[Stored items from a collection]
----
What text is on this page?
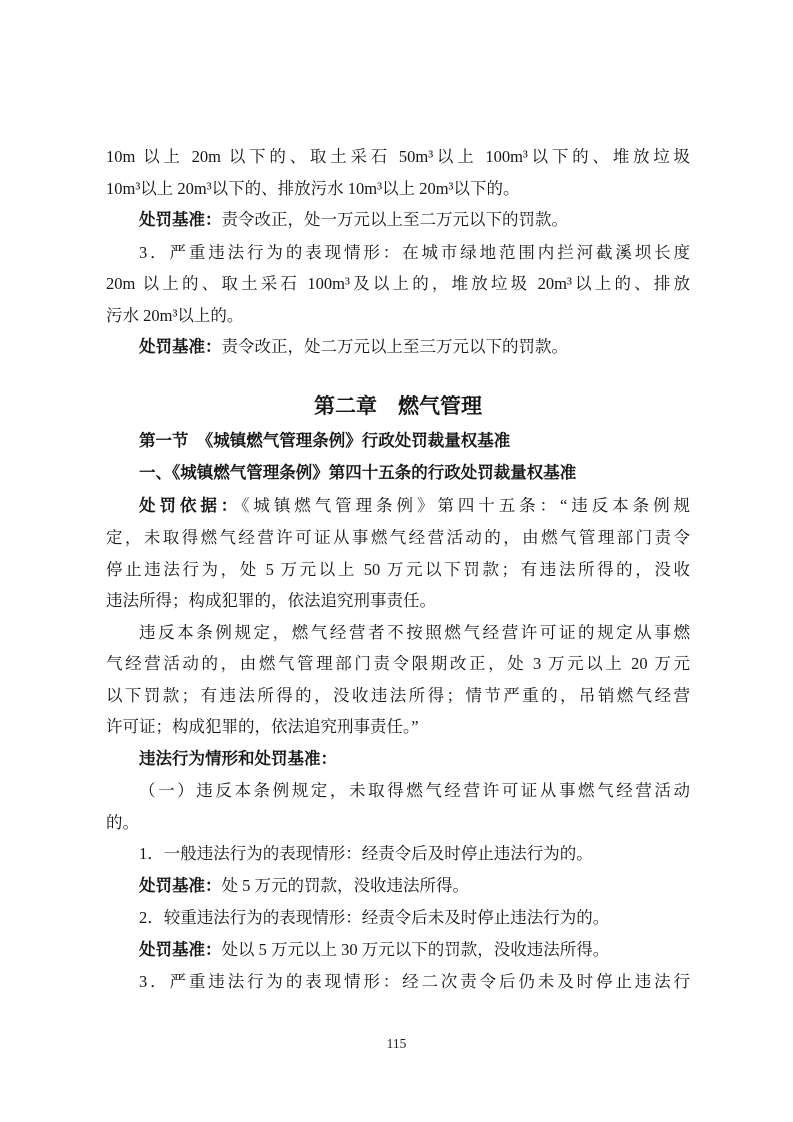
10m 以上 20m 以下的、取土采石 50m³以上 100m³以下的、堆放垃圾
10m³以上 20m³以下的、排放污水 10m³以上 20m³以下的。
处罚基准：责令改正，处一万元以上至二万元以下的罚款。
3．严重违法行为的表现情形：在城市绿地范围内拦河截溪坝长度
20m 以上的、取土采石 100m³及以上的，堆放垃圾 20m³以上的、排放
污水 20m³以上的。
处罚基准：责令改正，处二万元以上至三万元以下的罚款。
第二章　燃气管理
第一节　《城镇燃气管理条例》行政处罚裁量权基准
一、《城镇燃气管理条例》第四十五条的行政处罚裁量权基准
处罚依据：《城镇燃气管理条例》第四十五条：“违反本条例规
定，未取得燃气经营许可证从事燃气经营活动的，由燃气管理部门责令
停止违法行为，处 5 万元以上 50 万元以下罚款；有违法所得的，没收
违法所得；构成犯罪的，依法追究刑事责任。
违反本条例规定，燃气经营者不按照燃气经营许可证的规定从事燃
气经营活动的，由燃气管理部门责令限期改正，处 3 万元以上 20 万元
以下罚款；有违法所得的，没收违法所得；情节严重的，吊销燃气经营
许可证；构成犯罪的，依法追究刑事责任。”
违法行为情形和处罚基准：
（一）违反本条例规定，未取得燃气经营许可证从事燃气经营活动
的。
1．一般违法行为的表现情形：经责令后及时停止违法行为的。
处罚基准：处 5 万元的罚款，没收违法所得。
2．较重违法行为的表现情形：经责令后未及时停止违法行为的。
处罚基准：处以 5 万元以上 30 万元以下的罚款，没收违法所得。
3．严重违法行为的表现情形：经二次责令后仍未及时停止违法行
115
----
--- What is asked ---
Are you able to set down all the lines above exactly, without any pictures?

--- The output ---
What text is on this page?
10m 以上 20m 以下的、取土采石 50m³以上 100m³以下的、堆放垃圾
10m³以上 20m³以下的、排放污水 10m³以上 20m³以下的。
处罚基准：责令改正，处一万元以上至二万元以下的罚款。
3．严重违法行为的表现情形：在城市绿地范围内拦河截溪坝长度
20m 以上的、取土采石 100m³及以上的，堆放垃圾 20m³以上的、排放
污水 20m³以上的。
处罚基准：责令改正，处二万元以上至三万元以下的罚款。
第二章　燃气管理
第一节　《城镇燃气管理条例》行政处罚裁量权基准
一、《城镇燃气管理条例》第四十五条的行政处罚裁量权基准
处罚依据：《城镇燃气管理条例》第四十五条：“违反本条例规
定，未取得燃气经营许可证从事燃气经营活动的，由燃气管理部门责令
停止违法行为，处 5 万元以上 50 万元以下罚款；有违法所得的，没收
违法所得；构成犯罪的，依法追究刑事责任。
违反本条例规定，燃气经营者不按照燃气经营许可证的规定从事燃
气经营活动的，由燃气管理部门责令限期改正，处 3 万元以上 20 万元
以下罚款；有违法所得的，没收违法所得；情节严重的，吊销燃气经营
许可证；构成犯罪的，依法追究刑事责任。”
违法行为情形和处罚基准：
（一）违反本条例规定，未取得燃气经营许可证从事燃气经营活动
的。
1．一般违法行为的表现情形：经责令后及时停止违法行为的。
处罚基准：处 5 万元的罚款，没收违法所得。
2．较重违法行为的表现情形：经责令后未及时停止违法行为的。
处罚基准：处以 5 万元以上 30 万元以下的罚款，没收违法所得。
3．严重违法行为的表现情形：经二次责令后仍未及时停止违法行
115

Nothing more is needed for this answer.